▶ Aim: Reproduce the records below in full and word for word, excluding pictures.

▶ Data lines:
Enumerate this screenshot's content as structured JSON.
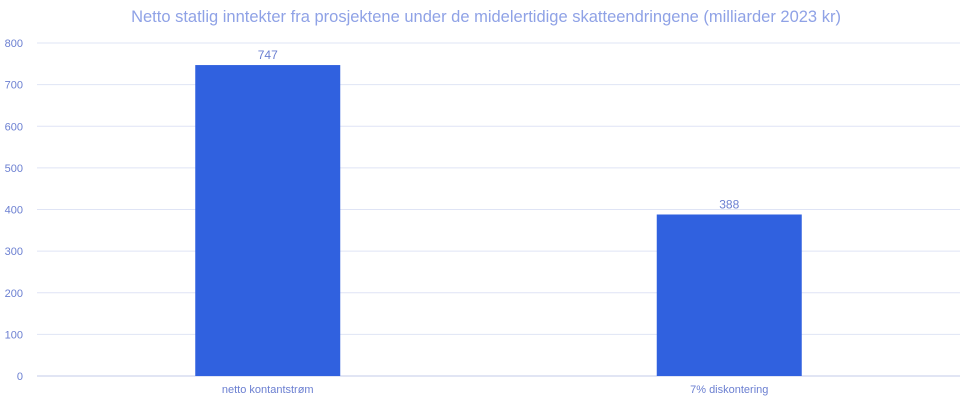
{
  "chart_data": {
    "type": "bar",
    "title": "Netto statlig inntekter fra prosjektene under de midelertidige skatteendringene (milliarder 2023 kr)",
    "categories": [
      "netto kontantstrøm",
      "7% diskontering"
    ],
    "values": [
      747,
      388
    ],
    "data_labels": [
      "747",
      "388"
    ],
    "ylim": [
      0,
      800
    ],
    "yticks": [
      0,
      100,
      200,
      300,
      400,
      500,
      600,
      700,
      800
    ],
    "xlabel": "",
    "ylabel": "",
    "grid": true,
    "legend": "none",
    "bar_color": "#3061df"
  }
}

▶ Answer to this exercise:
Enumerate this screenshot's content as structured JSON.
{
  "chart_data": {
    "type": "bar",
    "title": "Netto statlig inntekter fra prosjektene under de midelertidige skatteendringene (milliarder 2023 kr)",
    "categories": [
      "netto kontantstrøm",
      "7% diskontering"
    ],
    "values": [
      747,
      388
    ],
    "data_labels": [
      "747",
      "388"
    ],
    "ylim": [
      0,
      800
    ],
    "yticks": [
      0,
      100,
      200,
      300,
      400,
      500,
      600,
      700,
      800
    ],
    "xlabel": "",
    "ylabel": "",
    "grid": true,
    "legend": "none",
    "bar_color": "#3061df"
  }
}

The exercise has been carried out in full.